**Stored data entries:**
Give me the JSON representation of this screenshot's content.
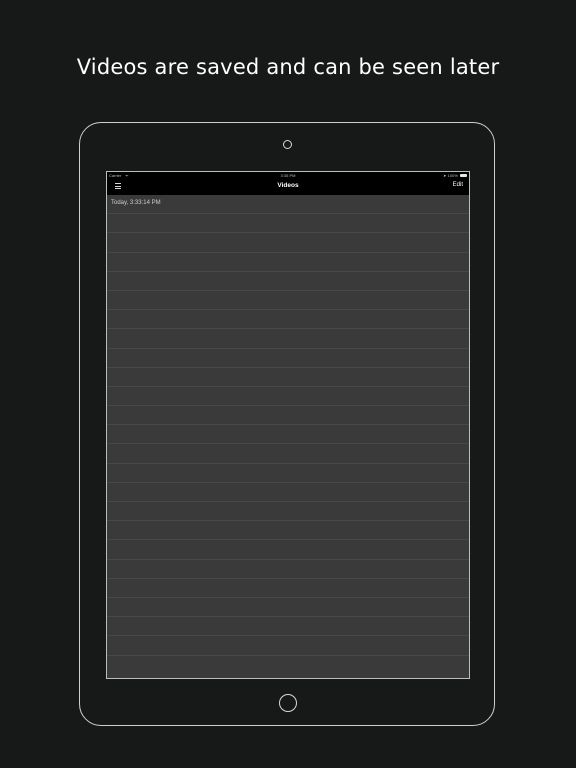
{
  "headline": "Videos are saved and can be seen later",
  "status_bar": {
    "carrier": "Carrier",
    "wifi_icon": "wifi-icon",
    "time": "3:35 PM",
    "battery_text": "100%",
    "location_icon": "location-arrow-icon"
  },
  "nav_bar": {
    "menu_icon": "hamburger-menu-icon",
    "title": "Videos",
    "edit_label": "Edit"
  },
  "videos": [
    {
      "label": "Today, 3:33:14 PM"
    }
  ],
  "colors": {
    "background": "#171818",
    "screen_background": "#3a3a3a",
    "nav_background": "#000000",
    "separator": "#474747",
    "text": "#ffffff"
  }
}
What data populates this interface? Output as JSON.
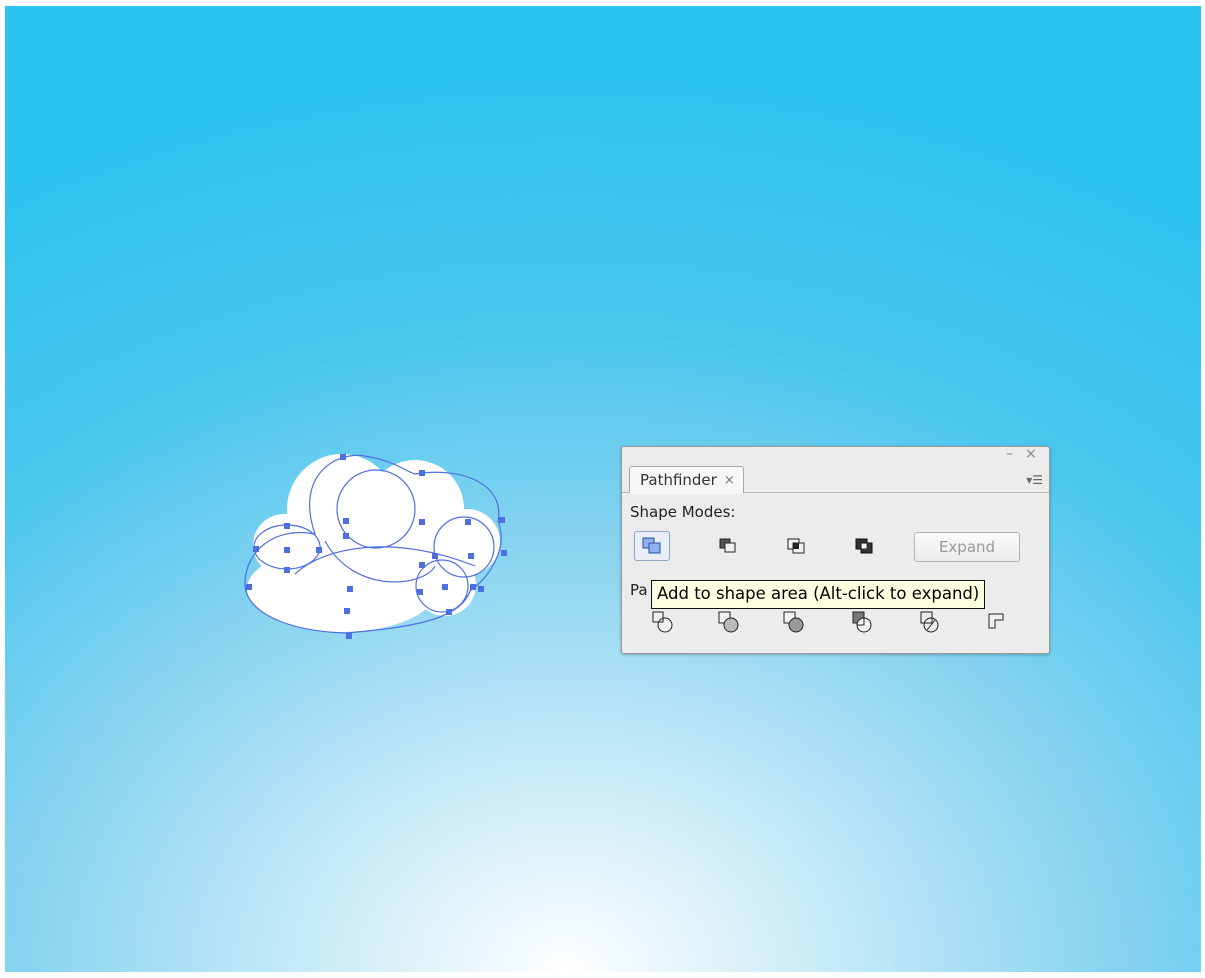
{
  "panel": {
    "minimize_glyph": "–",
    "close_glyph": "×",
    "menu_glyph": "▾☰",
    "tab_label": "Pathfinder",
    "tab_close_glyph": "×",
    "shape_modes_label": "Shape Modes:",
    "shape_mode_buttons": [
      {
        "icon": "unite-icon"
      },
      {
        "icon": "minus-front-icon"
      },
      {
        "icon": "intersect-icon"
      },
      {
        "icon": "exclude-icon"
      }
    ],
    "expand_label": "Expand",
    "pathfinders_label_visible": "Pa",
    "pathfinder_buttons": [
      {
        "icon": "divide-icon"
      },
      {
        "icon": "trim-icon"
      },
      {
        "icon": "merge-icon"
      },
      {
        "icon": "crop-icon"
      },
      {
        "icon": "outline-icon"
      },
      {
        "icon": "minus-back-icon"
      }
    ]
  },
  "tooltip": {
    "text": "Add to shape area (Alt-click to expand)"
  },
  "colors": {
    "selection_blue": "#4f6fe0",
    "cloud_fill": "#ffffff",
    "sky_top": "#2cc3ee",
    "sky_bottom": "#ffffff",
    "tooltip_bg": "#ffffe1"
  }
}
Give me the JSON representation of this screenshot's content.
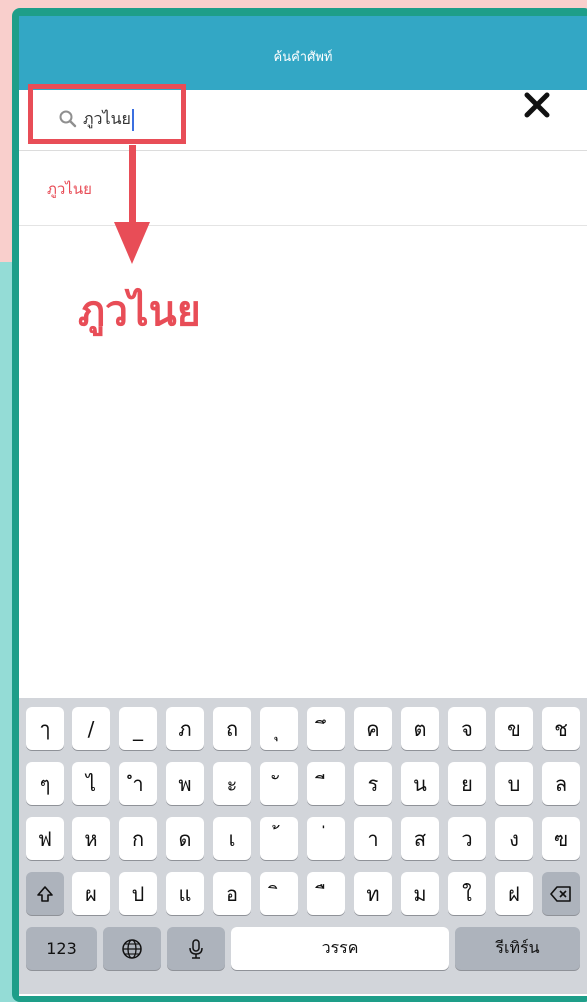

**WORK TO BE COMPLETED:** Extract all the data above exactly, excluding every picture.

**SOLUTION FOR THIS EXERCISE:**
Give me the JSON representation of this screenshot's content.
{
  "headline": "Videos are saved and can be seen later",
  "status_bar": {
    "carrier": "Carrier",
    "wifi_icon": "wifi-icon",
    "time": "3:35 PM",
    "battery_text": "100%",
    "location_icon": "location-arrow-icon"
  },
  "nav_bar": {
    "menu_icon": "hamburger-menu-icon",
    "title": "Videos",
    "edit_label": "Edit"
  },
  "videos": [
    {
      "label": "Today, 3:33:14 PM"
    }
  ],
  "colors": {
    "background": "#171818",
    "screen_background": "#3a3a3a",
    "nav_background": "#000000",
    "separator": "#474747",
    "text": "#ffffff"
  }
}
What data populates this interface? Output as JSON.
{
  "panel": {
    "minimize_glyph": "–",
    "close_glyph": "×",
    "menu_glyph": "▾☰",
    "tab_label": "Pathfinder",
    "tab_close_glyph": "×",
    "shape_modes_label": "Shape Modes:",
    "shape_mode_buttons": [
      {
        "icon": "unite-icon"
      },
      {
        "icon": "minus-front-icon"
      },
      {
        "icon": "intersect-icon"
      },
      {
        "icon": "exclude-icon"
      }
    ],
    "expand_label": "Expand",
    "pathfinders_label_visible": "Pa",
    "pathfinder_buttons": [
      {
        "icon": "divide-icon"
      },
      {
        "icon": "trim-icon"
      },
      {
        "icon": "merge-icon"
      },
      {
        "icon": "crop-icon"
      },
      {
        "icon": "outline-icon"
      },
      {
        "icon": "minus-back-icon"
      }
    ]
  },
  "tooltip": {
    "text": "Add to shape area (Alt-click to expand)"
  },
  "colors": {
    "selection_blue": "#4f6fe0",
    "cloud_fill": "#ffffff",
    "sky_top": "#2cc3ee",
    "sky_bottom": "#ffffff",
    "tooltip_bg": "#ffffe1"
  }
}
Give me the JSON representation of this screenshot's content.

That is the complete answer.